__Goal of the exercise__
Could you reproduce the data word for word from the line with "Find all labels, buttons, inputs, and" up to and including the line with "header-value: : 145166 [1531,228,1641,254]", leaving out the picture?

__Extracted entries__
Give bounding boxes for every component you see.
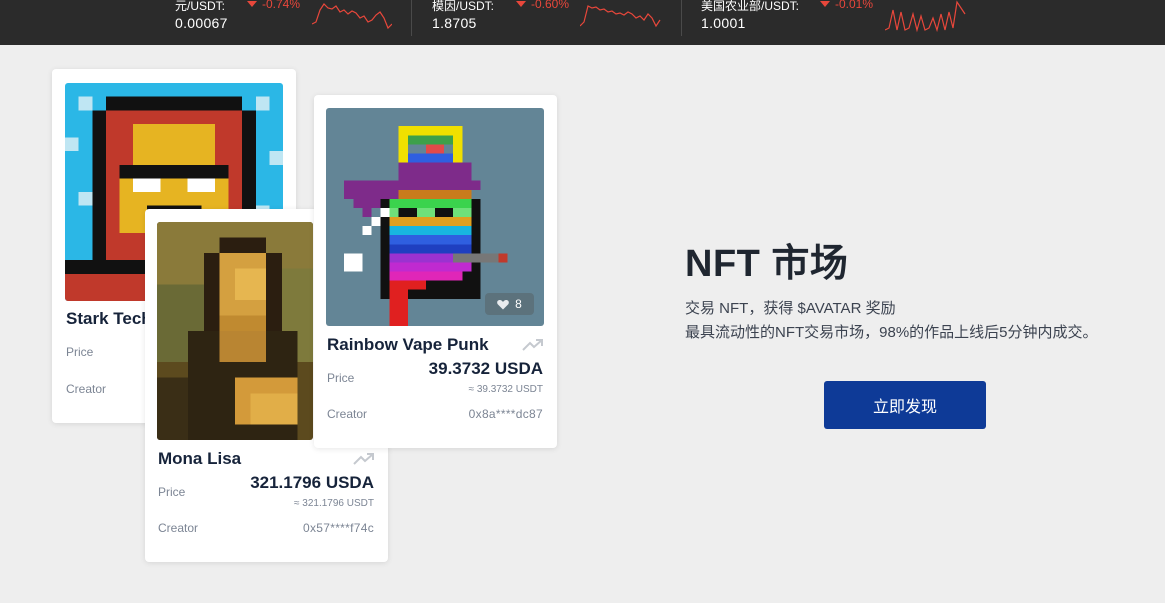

* * *

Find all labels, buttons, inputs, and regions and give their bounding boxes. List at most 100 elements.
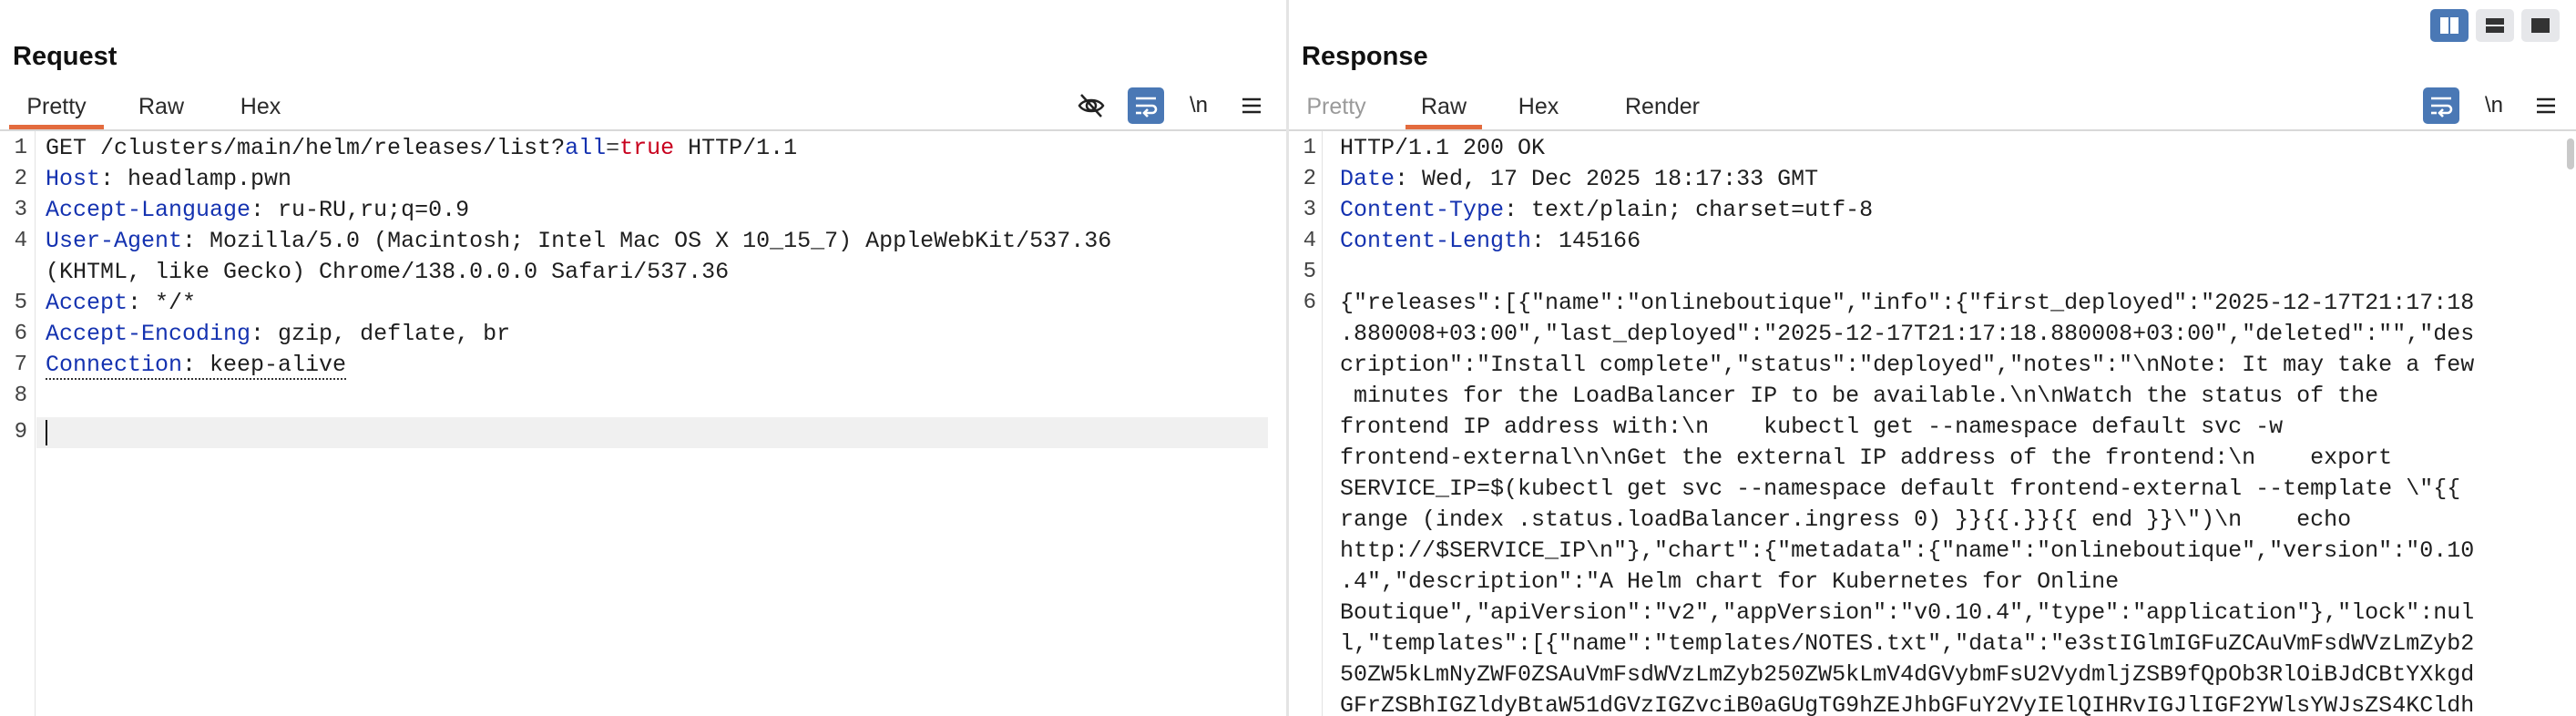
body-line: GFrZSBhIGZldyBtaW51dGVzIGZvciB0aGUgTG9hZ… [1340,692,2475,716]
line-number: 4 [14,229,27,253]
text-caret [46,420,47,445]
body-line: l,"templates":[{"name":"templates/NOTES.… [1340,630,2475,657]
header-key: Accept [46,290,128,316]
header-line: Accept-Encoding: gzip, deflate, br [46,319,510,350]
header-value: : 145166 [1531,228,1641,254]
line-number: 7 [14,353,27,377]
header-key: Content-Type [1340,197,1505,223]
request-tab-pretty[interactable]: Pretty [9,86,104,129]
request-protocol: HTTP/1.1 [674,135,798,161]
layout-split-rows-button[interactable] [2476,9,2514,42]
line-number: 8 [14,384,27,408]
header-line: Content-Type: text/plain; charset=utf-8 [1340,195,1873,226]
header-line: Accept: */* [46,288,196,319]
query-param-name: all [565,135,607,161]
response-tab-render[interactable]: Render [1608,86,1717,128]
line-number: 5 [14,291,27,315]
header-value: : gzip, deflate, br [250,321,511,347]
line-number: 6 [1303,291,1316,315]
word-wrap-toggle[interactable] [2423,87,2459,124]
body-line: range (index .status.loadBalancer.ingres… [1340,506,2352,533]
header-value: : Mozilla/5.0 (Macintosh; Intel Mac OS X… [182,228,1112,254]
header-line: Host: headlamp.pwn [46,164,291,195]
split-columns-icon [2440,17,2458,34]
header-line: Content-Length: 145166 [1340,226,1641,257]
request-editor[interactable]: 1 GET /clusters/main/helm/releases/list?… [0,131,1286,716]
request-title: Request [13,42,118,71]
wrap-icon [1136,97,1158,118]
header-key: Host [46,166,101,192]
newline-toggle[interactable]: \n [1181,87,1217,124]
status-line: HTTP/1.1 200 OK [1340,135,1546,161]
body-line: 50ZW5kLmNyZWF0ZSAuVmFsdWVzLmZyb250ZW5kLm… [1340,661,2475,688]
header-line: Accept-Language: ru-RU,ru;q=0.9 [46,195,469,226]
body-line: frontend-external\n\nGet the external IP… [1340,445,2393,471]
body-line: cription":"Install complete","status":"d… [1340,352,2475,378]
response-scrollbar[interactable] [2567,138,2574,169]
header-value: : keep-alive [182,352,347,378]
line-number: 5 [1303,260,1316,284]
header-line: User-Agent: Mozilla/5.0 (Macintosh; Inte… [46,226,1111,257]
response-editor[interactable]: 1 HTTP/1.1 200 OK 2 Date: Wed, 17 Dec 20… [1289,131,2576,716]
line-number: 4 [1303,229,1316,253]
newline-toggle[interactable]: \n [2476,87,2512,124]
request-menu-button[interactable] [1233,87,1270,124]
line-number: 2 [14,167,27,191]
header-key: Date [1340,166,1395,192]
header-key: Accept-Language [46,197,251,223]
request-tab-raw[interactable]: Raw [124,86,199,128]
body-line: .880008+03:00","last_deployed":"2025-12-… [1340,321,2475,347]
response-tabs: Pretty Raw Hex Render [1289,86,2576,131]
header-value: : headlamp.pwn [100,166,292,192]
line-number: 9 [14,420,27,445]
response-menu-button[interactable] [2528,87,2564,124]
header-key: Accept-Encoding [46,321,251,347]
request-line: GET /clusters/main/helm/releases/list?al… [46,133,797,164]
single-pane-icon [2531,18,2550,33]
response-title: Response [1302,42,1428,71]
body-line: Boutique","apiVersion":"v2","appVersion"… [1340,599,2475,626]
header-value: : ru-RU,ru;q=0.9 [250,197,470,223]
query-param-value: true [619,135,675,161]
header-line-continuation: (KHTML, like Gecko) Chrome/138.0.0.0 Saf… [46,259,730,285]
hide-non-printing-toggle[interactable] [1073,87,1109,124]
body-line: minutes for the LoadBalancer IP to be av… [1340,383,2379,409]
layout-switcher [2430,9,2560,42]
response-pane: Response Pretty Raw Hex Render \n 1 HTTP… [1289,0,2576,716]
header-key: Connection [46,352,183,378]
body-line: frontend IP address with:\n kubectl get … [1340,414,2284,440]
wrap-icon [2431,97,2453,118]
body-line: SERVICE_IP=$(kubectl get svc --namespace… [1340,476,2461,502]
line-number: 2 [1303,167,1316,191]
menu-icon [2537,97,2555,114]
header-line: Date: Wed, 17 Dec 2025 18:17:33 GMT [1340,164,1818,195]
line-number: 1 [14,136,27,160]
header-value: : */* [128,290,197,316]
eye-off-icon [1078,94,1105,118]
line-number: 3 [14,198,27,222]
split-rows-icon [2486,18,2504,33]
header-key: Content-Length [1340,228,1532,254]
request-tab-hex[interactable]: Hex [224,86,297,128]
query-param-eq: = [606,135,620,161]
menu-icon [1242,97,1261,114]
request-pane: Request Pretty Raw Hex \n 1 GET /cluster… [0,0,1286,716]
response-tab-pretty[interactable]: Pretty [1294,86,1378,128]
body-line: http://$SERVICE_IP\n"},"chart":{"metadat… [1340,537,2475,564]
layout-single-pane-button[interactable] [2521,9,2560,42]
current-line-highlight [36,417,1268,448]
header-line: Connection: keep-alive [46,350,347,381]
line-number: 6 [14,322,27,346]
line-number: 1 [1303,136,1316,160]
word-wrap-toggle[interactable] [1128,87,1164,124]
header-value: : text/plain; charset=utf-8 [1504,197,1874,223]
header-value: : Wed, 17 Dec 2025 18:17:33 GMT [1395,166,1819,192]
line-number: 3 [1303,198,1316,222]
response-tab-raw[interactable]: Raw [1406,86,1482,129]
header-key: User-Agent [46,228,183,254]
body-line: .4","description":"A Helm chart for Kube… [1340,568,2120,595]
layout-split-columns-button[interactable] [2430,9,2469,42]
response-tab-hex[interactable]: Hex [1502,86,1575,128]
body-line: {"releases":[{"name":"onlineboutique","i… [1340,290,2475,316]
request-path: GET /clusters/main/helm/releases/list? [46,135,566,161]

__Task answer__
Find all labels, buttons, inputs, and regions and give their bounding boxes. List at most 100 elements.
body-line: GFrZSBhIGZldyBtaW51dGVzIGZvciB0aGUgTG9hZ… [1340,692,2475,716]
line-number: 4 [14,229,27,253]
text-caret [46,420,47,445]
body-line: l,"templates":[{"name":"templates/NOTES.… [1340,630,2475,657]
header-key: Accept [46,290,128,316]
header-line: Accept-Encoding: gzip, deflate, br [46,319,510,350]
header-value: : 145166 [1531,228,1641,254]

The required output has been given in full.